[Listings of elements and regions]
--

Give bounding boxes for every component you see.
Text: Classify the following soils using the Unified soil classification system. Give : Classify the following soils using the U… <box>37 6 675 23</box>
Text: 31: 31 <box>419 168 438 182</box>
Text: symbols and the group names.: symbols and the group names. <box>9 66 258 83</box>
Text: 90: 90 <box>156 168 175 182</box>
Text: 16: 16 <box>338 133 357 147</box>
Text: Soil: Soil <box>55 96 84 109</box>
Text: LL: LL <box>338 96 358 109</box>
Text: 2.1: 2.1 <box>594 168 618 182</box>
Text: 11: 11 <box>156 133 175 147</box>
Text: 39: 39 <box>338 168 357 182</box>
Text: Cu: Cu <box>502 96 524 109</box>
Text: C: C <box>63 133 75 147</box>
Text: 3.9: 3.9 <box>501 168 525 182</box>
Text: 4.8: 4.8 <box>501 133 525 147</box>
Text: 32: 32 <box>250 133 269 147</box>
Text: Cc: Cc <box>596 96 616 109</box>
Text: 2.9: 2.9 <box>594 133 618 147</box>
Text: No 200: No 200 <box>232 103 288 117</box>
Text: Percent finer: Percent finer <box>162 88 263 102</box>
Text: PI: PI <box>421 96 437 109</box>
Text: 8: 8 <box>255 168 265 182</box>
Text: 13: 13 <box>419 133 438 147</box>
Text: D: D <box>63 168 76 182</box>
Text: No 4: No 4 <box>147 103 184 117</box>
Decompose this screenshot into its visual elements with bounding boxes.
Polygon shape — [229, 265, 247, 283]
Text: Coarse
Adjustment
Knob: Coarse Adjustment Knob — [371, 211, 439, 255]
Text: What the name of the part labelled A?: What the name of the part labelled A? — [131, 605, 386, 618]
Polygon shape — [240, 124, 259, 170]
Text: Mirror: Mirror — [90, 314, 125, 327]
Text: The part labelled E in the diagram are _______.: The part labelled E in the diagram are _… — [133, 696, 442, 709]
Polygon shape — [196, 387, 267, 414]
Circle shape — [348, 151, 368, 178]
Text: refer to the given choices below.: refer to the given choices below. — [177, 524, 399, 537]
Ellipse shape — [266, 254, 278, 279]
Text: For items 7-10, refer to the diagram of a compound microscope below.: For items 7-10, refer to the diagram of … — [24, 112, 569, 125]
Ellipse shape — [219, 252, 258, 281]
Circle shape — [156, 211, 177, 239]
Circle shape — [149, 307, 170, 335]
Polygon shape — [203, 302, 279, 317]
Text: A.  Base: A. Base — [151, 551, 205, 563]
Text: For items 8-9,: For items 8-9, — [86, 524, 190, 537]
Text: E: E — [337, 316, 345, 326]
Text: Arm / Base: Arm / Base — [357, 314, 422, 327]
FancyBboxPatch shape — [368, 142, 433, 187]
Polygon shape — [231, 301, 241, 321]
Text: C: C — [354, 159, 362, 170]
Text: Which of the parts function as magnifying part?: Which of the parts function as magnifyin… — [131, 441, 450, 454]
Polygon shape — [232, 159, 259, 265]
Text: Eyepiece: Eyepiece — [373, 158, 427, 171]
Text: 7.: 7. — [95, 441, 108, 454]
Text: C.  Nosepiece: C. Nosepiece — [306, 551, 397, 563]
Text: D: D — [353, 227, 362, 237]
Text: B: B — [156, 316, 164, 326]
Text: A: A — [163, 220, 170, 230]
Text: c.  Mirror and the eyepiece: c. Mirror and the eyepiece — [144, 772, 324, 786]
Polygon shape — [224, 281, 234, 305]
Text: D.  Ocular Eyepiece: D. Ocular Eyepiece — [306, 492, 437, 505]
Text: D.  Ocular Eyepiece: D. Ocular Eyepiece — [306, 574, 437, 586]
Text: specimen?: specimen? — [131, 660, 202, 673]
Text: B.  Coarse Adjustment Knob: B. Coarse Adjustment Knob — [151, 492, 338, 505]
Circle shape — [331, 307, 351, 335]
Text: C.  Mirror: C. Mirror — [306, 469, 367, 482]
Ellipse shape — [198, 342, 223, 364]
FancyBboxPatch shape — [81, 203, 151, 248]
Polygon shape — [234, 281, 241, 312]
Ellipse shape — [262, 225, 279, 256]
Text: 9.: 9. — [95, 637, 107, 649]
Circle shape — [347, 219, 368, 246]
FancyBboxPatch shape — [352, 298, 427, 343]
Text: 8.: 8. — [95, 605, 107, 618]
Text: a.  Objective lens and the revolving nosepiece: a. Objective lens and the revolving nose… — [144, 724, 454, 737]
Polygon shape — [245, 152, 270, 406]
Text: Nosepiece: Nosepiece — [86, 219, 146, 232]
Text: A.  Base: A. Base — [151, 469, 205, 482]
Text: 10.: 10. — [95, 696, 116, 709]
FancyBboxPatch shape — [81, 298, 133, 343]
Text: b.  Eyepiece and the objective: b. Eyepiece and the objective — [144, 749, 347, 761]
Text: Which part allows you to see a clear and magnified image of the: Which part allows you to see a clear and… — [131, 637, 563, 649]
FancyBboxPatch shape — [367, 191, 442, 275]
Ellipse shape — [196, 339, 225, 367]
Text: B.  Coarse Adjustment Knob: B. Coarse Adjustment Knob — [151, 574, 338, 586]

--

Return each line above that contains the string "Coarse".

Text: Coarse
Knob: Coarse Adjustment Knob — [371, 211, 439, 255]
Text: B.  Coarse Adjustment Knob: B. Coarse Adjustment Knob — [151, 492, 338, 505]
Text: B.  Coarse Adjustment Knob: B. Coarse Adjustment Knob — [151, 574, 338, 586]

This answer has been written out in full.